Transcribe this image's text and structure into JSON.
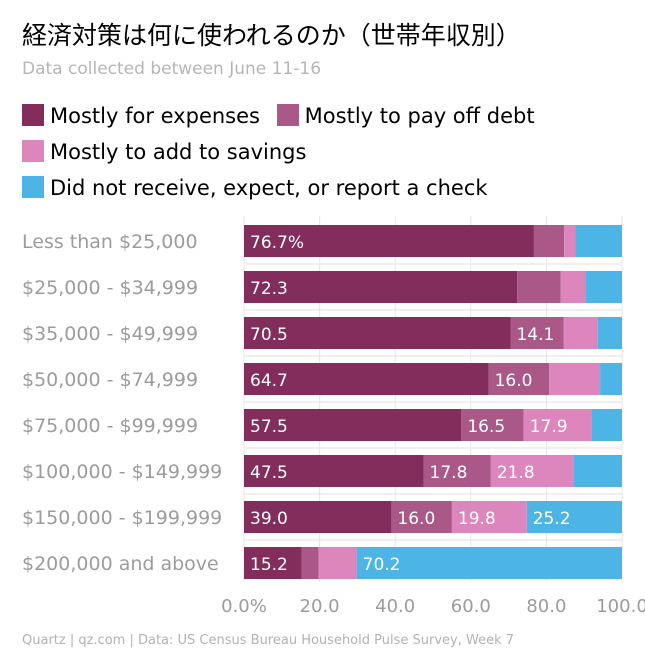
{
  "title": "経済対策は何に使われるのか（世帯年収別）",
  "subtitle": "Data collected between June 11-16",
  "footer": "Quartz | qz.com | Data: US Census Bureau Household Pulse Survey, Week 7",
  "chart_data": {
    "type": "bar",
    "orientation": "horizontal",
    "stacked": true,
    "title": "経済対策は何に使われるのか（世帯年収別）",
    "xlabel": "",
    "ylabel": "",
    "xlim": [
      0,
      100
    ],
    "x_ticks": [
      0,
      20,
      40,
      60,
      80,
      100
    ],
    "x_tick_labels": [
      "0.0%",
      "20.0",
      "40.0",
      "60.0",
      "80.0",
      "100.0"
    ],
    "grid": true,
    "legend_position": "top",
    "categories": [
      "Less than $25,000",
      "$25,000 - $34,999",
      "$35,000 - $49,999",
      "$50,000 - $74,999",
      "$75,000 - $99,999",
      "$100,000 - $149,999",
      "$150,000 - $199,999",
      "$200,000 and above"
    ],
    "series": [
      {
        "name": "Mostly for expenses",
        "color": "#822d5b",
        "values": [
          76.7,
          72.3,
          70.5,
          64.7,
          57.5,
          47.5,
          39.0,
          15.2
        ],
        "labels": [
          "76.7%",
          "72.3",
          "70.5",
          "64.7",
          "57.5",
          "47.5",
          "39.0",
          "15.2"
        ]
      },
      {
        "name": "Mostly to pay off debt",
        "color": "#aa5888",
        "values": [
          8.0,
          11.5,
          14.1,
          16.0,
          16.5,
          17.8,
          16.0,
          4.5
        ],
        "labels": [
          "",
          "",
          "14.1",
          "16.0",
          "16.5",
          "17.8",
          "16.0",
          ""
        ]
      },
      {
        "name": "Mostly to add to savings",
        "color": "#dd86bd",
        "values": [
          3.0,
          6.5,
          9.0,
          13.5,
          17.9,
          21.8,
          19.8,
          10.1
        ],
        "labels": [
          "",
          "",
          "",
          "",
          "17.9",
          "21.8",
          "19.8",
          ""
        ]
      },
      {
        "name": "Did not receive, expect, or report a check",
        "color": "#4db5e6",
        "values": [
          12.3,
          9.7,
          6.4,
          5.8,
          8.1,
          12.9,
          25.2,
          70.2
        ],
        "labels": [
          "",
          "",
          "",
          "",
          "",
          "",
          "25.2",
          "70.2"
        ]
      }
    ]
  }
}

DIRECTIVE:
Set down every record once more, word for word, without pictures.

THE SOLUTION:
Transcribe this image's text and structure into JSON.
{
  "title": "経済対策は何に使われるのか（世帯年収別）",
  "subtitle": "Data collected between June 11-16",
  "footer": "Quartz | qz.com | Data: US Census Bureau Household Pulse Survey, Week 7",
  "chart_data": {
    "type": "bar",
    "orientation": "horizontal",
    "stacked": true,
    "title": "経済対策は何に使われるのか（世帯年収別）",
    "xlabel": "",
    "ylabel": "",
    "xlim": [
      0,
      100
    ],
    "x_ticks": [
      0,
      20,
      40,
      60,
      80,
      100
    ],
    "x_tick_labels": [
      "0.0%",
      "20.0",
      "40.0",
      "60.0",
      "80.0",
      "100.0"
    ],
    "grid": true,
    "legend_position": "top",
    "categories": [
      "Less than $25,000",
      "$25,000 - $34,999",
      "$35,000 - $49,999",
      "$50,000 - $74,999",
      "$75,000 - $99,999",
      "$100,000 - $149,999",
      "$150,000 - $199,999",
      "$200,000 and above"
    ],
    "series": [
      {
        "name": "Mostly for expenses",
        "color": "#822d5b",
        "values": [
          76.7,
          72.3,
          70.5,
          64.7,
          57.5,
          47.5,
          39.0,
          15.2
        ],
        "labels": [
          "76.7%",
          "72.3",
          "70.5",
          "64.7",
          "57.5",
          "47.5",
          "39.0",
          "15.2"
        ]
      },
      {
        "name": "Mostly to pay off debt",
        "color": "#aa5888",
        "values": [
          8.0,
          11.5,
          14.1,
          16.0,
          16.5,
          17.8,
          16.0,
          4.5
        ],
        "labels": [
          "",
          "",
          "14.1",
          "16.0",
          "16.5",
          "17.8",
          "16.0",
          ""
        ]
      },
      {
        "name": "Mostly to add to savings",
        "color": "#dd86bd",
        "values": [
          3.0,
          6.5,
          9.0,
          13.5,
          17.9,
          21.8,
          19.8,
          10.1
        ],
        "labels": [
          "",
          "",
          "",
          "",
          "17.9",
          "21.8",
          "19.8",
          ""
        ]
      },
      {
        "name": "Did not receive, expect, or report a check",
        "color": "#4db5e6",
        "values": [
          12.3,
          9.7,
          6.4,
          5.8,
          8.1,
          12.9,
          25.2,
          70.2
        ],
        "labels": [
          "",
          "",
          "",
          "",
          "",
          "",
          "25.2",
          "70.2"
        ]
      }
    ]
  }
}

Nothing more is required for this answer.